:: CONSIGNE 1 ::
Répondez aux questions suivantes sur le texte consacré à Varosha.
(a) À quelle commission les autorités chypriotes turques appellent-elles les exilés à recourir ?
(b) Quelle solution la partie turque veut-elle désormais mettre sur la table des négociations ?
(c) Selon Fiona Mullen, en quoi Varosha pourrait-elle être développée conjointement ?
:: CONSIGNE 2 ::
Recopiez fidèlement le passage du texte consacré à Varosha qui commence par les mots « À l’heure actuelle, ces » et s'achève sur « de la RTCN. ».
:: CONSIGNE 3 ::
Reprenez le texte consacré à Varosha à l'endroit où il s'interrompt et rédigez-en la suite.

:: TEXTE DE LECTURE ::
Et la RTCN a jeté un autre pavé dans la mare. Les autorités chypriotes turques ont intensifié les appels aux exilés à revendiquer leurs biens et à recourir à la Commission turque des biens immobiliers (IPC). Pour les habitants légaux chypriotes grecs cela signifierait revenir sous administration et occupation turque en dehors du cadre de l’ONU et d’une solution négociée, sans aucune garantie d’une restitution stable et légale de leurs biens. La République de Chypre décourage les réfugiés, car pour le gouvernement un tel retour impliquerait la reconnaissance de l’entité “RTCN” et entraverait les négociations. 

À l’heure actuelle, ces dernières sont au point mort. La réunion informelle à 5 parties + 1 sous les auspices de l’ONU pour la reprise des négociations en avril dernier a abouti à une impasse. Le leader chypriote turc Ersin Tatar a fait preuve d’intransigeance quant à une solution fédérale dans le cadre des paramètres de l’ONU et des valeurs de l’UE. Désormais, la partie turque souhaite mettre sur la table des négociations une solution à deux Etats, c'est-à-dire reconnaître la souveraineté de la RTCN.

Varosha | Marcos Andronicou
Varosha | © Marcos Andronicou

Compte tenu du contexte et vu qu’il n’y a aucune perspective de reprise des négociations, la communauté internationale cherchera par d’autres moyens de réduire les tensions. Et les idées comme le développement conjoint de Varosha en une écocité durable pourraient fonctionner”, estime Fiona Mullen.“Varosha est un lieu de conflit où la société civile doit pouvoir s’engager. Idéalement instaurer le FEP avant une solution du problème chypriote pourrait être un exemple de cohabitation pacifique, de co-gestion mais également de co-développement”, ajoute-t-elle.

:: ENTRÉES EXTRAITES ::
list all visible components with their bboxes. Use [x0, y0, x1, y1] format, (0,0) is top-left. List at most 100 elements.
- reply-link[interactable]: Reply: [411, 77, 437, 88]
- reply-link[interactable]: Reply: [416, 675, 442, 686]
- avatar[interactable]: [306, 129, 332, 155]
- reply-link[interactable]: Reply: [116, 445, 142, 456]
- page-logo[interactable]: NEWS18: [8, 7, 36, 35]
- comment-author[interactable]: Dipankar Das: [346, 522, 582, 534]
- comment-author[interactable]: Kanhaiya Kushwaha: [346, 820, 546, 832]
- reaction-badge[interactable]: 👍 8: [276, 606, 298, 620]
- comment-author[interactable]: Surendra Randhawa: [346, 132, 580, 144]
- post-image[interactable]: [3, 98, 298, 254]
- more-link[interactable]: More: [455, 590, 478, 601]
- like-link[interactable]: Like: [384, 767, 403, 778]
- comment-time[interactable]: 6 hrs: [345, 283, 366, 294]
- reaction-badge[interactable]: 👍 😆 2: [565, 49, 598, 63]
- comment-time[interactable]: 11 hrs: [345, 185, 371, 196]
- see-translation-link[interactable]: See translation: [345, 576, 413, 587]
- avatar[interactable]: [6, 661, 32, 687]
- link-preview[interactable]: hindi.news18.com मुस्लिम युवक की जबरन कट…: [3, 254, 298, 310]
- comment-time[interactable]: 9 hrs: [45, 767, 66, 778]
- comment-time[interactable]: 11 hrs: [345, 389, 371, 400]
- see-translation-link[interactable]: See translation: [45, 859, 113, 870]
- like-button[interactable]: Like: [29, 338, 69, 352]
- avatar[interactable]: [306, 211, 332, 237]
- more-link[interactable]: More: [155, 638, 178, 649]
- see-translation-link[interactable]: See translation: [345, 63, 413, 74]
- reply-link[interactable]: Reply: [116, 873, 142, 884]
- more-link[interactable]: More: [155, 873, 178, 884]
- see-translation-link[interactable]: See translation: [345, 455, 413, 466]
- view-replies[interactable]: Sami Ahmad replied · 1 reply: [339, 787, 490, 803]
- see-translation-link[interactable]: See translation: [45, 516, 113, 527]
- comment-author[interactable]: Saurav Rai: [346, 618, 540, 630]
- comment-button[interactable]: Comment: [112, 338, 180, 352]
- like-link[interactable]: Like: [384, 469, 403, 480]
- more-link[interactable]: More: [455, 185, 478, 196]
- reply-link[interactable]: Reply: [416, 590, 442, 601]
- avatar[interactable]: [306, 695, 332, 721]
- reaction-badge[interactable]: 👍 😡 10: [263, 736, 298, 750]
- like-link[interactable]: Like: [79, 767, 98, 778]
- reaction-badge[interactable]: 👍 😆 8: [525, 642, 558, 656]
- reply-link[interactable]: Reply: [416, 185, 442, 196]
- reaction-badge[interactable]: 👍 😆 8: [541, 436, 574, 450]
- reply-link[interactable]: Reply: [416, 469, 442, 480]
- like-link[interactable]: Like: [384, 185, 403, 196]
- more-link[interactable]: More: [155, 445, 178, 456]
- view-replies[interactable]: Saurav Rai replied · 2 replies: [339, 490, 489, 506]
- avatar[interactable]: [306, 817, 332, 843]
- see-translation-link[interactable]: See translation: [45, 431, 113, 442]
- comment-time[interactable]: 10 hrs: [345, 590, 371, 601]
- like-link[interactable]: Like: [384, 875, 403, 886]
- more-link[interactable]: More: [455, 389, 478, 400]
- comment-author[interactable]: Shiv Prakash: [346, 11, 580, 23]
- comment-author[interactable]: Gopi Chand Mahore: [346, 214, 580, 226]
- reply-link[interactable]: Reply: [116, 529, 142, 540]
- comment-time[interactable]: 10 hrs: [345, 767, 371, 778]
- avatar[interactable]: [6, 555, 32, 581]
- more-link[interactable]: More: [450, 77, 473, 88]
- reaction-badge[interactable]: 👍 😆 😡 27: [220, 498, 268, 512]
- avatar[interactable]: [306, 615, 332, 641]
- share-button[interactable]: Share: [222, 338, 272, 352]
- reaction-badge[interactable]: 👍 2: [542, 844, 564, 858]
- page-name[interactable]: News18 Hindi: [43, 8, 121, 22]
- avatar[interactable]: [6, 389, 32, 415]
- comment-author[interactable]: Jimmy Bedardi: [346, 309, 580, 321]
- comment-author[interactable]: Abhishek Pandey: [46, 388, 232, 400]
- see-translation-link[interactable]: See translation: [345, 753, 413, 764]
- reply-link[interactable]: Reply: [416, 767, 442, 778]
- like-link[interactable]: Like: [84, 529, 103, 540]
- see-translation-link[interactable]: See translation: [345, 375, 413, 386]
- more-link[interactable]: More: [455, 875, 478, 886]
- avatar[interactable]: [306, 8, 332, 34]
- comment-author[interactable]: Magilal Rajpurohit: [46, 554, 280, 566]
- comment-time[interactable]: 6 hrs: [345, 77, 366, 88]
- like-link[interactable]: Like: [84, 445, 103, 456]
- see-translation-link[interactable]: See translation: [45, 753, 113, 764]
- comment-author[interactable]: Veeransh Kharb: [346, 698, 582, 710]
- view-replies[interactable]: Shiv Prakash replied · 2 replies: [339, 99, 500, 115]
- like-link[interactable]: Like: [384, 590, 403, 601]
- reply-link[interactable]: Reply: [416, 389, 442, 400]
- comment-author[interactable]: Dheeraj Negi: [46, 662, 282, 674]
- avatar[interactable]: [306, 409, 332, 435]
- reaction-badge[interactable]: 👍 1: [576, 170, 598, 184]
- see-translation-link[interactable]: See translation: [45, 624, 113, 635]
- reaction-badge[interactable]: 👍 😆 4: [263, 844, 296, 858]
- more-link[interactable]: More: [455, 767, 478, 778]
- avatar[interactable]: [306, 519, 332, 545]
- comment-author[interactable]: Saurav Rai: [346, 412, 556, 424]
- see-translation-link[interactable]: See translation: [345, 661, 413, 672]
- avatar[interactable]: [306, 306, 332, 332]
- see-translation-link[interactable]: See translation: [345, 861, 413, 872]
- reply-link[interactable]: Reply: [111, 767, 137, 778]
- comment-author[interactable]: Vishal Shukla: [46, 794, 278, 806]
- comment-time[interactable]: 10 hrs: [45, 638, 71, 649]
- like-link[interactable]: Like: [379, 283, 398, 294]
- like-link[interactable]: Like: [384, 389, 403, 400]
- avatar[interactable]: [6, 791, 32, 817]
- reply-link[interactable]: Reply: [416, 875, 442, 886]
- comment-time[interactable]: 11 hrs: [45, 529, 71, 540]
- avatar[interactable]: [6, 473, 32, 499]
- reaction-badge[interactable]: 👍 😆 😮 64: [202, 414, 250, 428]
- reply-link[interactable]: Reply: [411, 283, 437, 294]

:: RÉPONSE 1 ::
(a) À la Commission turque des biens immobiliers (IPC).
(b) Une solution à deux États, c'est-à-dire la reconnaissance de la souveraineté de la RTCN.
(c) En une écocité durable.

:: RÉPONSE 2 ::
À l’heure actuelle, ces dernières sont au point mort. La réunion informelle à 5 parties + 1 sous les auspices de l’ONU pour la reprise des négociations en avril dernier a abouti à une impasse. Le leader chypriote turc Ersin Tatar a fait preuve d’intransigeance quant à une solution fédérale dans le cadre des paramètres de l’ONU et des valeurs de l’UE. Désormais, la partie turque souhaite mettre sur la table des négociations une solution à deux Etats, c'est-à-dire reconnaître la souveraineté de la RTCN.

:: RÉPONSE 3 ::
La seule circonstance dans laquelle le FEP pourrait prendre vie est seulement si le développement de Varosha adhère au programme de mesure de confiance mis en place par l’ONU dans un processus plus large des négociations sur la question chypriote”, constate Fiona Mullen. Le Conseil européen s’est également félicité de la désescalade des tensions en Méditerranée orientale entre la Grèce et la Turquie. “Dans ce contexte on peut trouver un accord sur Varosha et les mesures de confiance pourraient renforcer la désescalade aussi entre Chypre et la Turquie”, estime-t-elle. “Afin de réduire les tensions, on pourrait envisager le scénario d’un accord plus large qui inclurait le gaz et à la fois Varosha”, poursuit Fiona Mullen.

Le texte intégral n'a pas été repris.